§ **DIRECTIONS FOR THIS TASK**
Return only the number of lines holding the word "icon".

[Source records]
---

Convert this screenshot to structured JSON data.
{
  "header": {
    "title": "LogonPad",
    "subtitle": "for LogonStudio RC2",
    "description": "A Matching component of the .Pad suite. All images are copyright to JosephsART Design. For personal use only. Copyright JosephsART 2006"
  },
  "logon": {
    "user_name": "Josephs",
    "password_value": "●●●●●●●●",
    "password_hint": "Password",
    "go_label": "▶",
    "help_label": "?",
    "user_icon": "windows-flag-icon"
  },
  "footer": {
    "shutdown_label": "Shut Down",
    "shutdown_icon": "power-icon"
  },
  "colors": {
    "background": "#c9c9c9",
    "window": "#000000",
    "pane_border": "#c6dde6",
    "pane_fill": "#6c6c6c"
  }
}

---

§ **EXERCISE SOLUTION**
2